§ WORK TO DO
Give back exactly the lines starting at the one with "What does this" and ending at the last line of the data below. Pictures are not part of the copy.

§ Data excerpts
------------------------------------

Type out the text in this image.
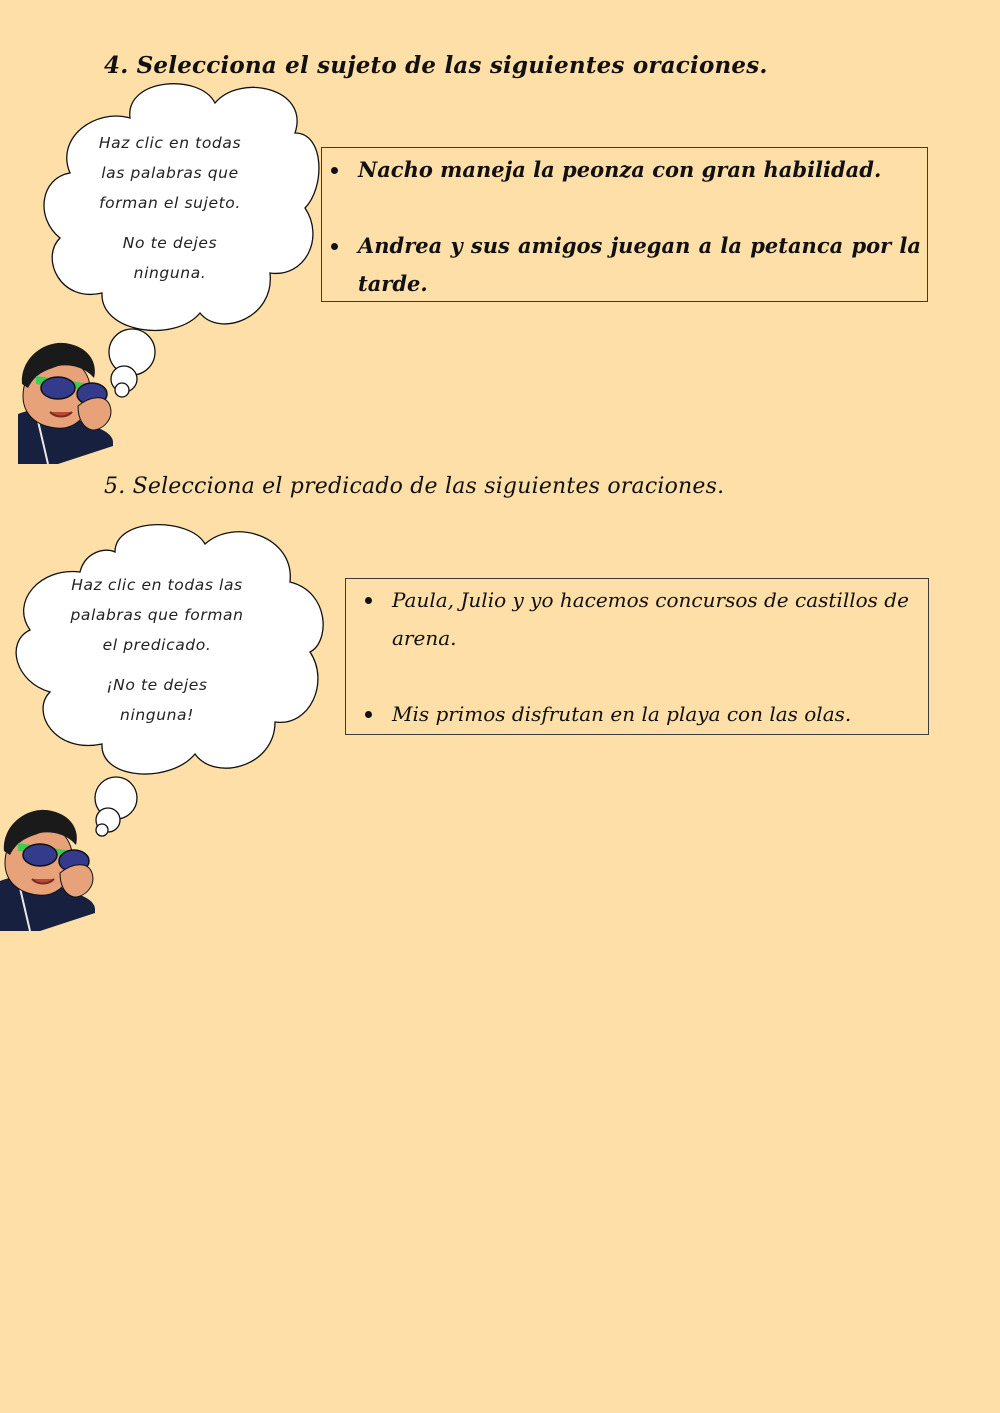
4. Selecciona el sujeto de las siguientes oraciones.

Haz clic en todas las palabras que forman el sujeto.

No te dejes ninguna.

Nacho maneja la peonza con gran habilidad.
Andrea y sus amigos juegan a la petanca por la tarde.
5. Selecciona el predicado de las siguientes oraciones.

Haz clic en todas las palabras que forman el predicado.

¡No te dejes ninguna!

Paula, Julio y yo hacemos concursos de castillos de arena.
Mis primos disfrutan en la playa con las olas.
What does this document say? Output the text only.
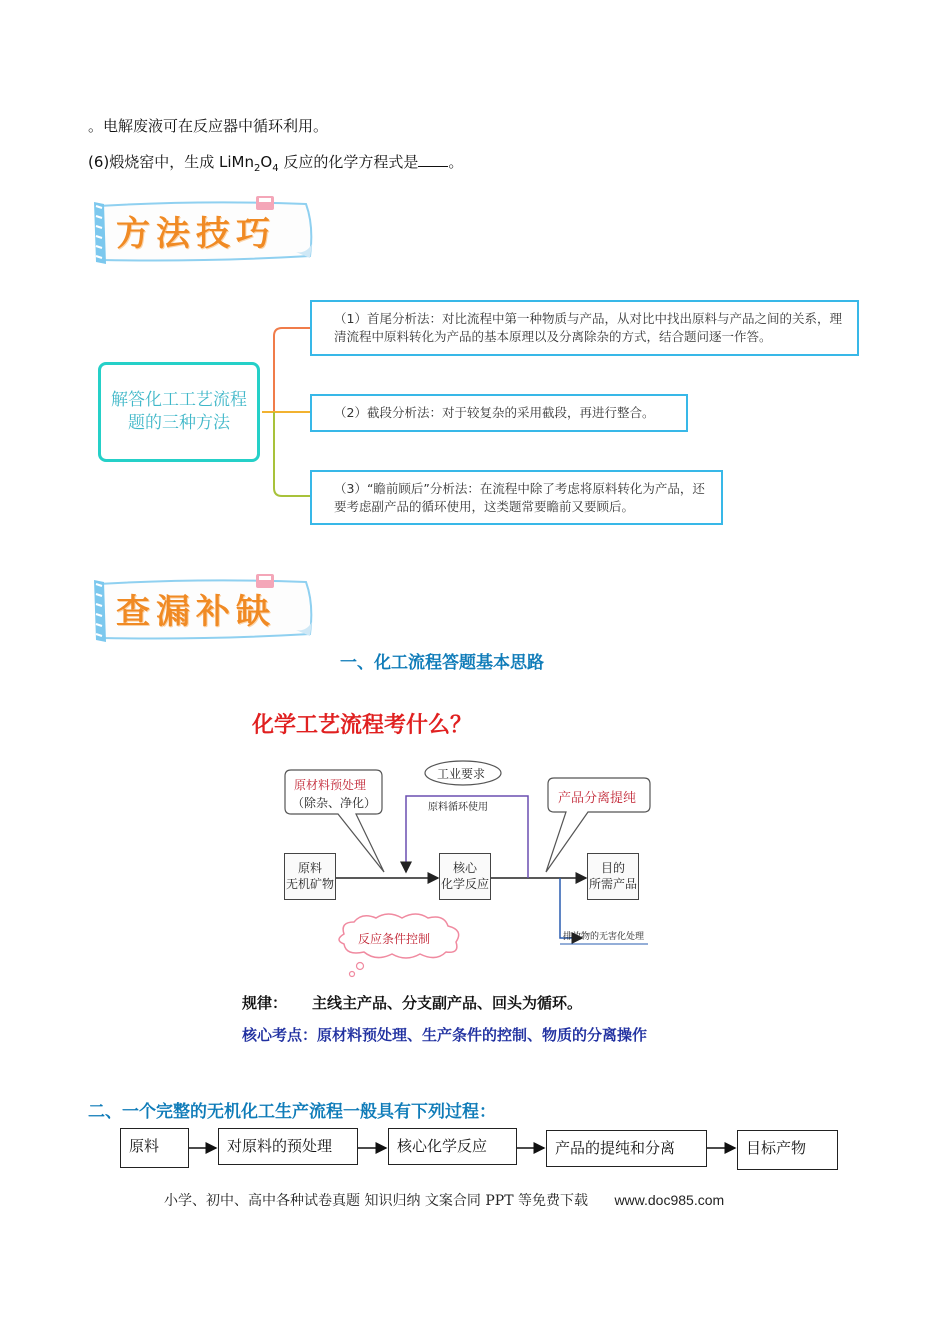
。电解废液可在反应器中循环利用。
(6)煅烧窑中，生成 $LiMn_2O_4$ 反应的化学方程式是 。
方法技巧
解答化工工艺流程题的三种方法
（1）首尾分析法：对比流程中第一种物质与产品，从对比中找出原料与产品之间的关系，理清流程中原料转化为产品的基本原理以及分离除杂的方式，结合题问逐一作答。
（2）截段分析法：对于较复杂的采用截段，再进行整合。
（3）“瞻前顾后”分析法：在流程中除了考虑将原料转化为产品，还要考虑副产品的循环使用，这类题常要瞻前又要顾后。
查漏补缺
一、化工流程答题基本思路
化学工艺流程考什么？
原材料预处理
（除杂、净化）
工业要求
原料循环使用
产品分离提纯
原料
无机矿物
核心
化学反应
目的
所需产品
排放物的无害化处理
反应条件控制
规律： 主线主产品、分支副产品、回头为循环。
核心考点：原材料预处理、生产条件的控制、物质的分离操作
二、一个完整的无机化工生产流程一般具有下列过程：
原料	对原料的预处理	核心化学反应	产品的提纯和分离	目标产物
小学、初中、高中各种试卷真题 知识归纳 文案合同 PPT 等免费下载 www.doc985.com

------------------------------------

§ RESULT OF THIS EXERCISE
What does this document say? Output the text only.
。电解废液可在反应器中循环利用。
(6)煅烧窑中，生成 $LiMn_2O_4$ 反应的化学方程式是 。
方法技巧
解答化工工艺流程题的三种方法
（1）首尾分析法：对比流程中第一种物质与产品，从对比中找出原料与产品之间的关系，理清流程中原料转化为产品的基本原理以及分离除杂的方式，结合题问逐一作答。
（2）截段分析法：对于较复杂的采用截段，再进行整合。
（3）“瞻前顾后”分析法：在流程中除了考虑将原料转化为产品，还要考虑副产品的循环使用，这类题常要瞻前又要顾后。
查漏补缺
一、化工流程答题基本思路
化学工艺流程考什么？
原材料预处理
（除杂、净化）
工业要求
原料循环使用
产品分离提纯
原料
无机矿物
核心
化学反应
目的
所需产品
排放物的无害化处理
反应条件控制
规律： 主线主产品、分支副产品、回头为循环。
核心考点：原材料预处理、生产条件的控制、物质的分离操作
二、一个完整的无机化工生产流程一般具有下列过程：
原料	对原料的预处理	核心化学反应	产品的提纯和分离	目标产物
小学、初中、高中各种试卷真题 知识归纳 文案合同 PPT 等免费下载 www.doc985.com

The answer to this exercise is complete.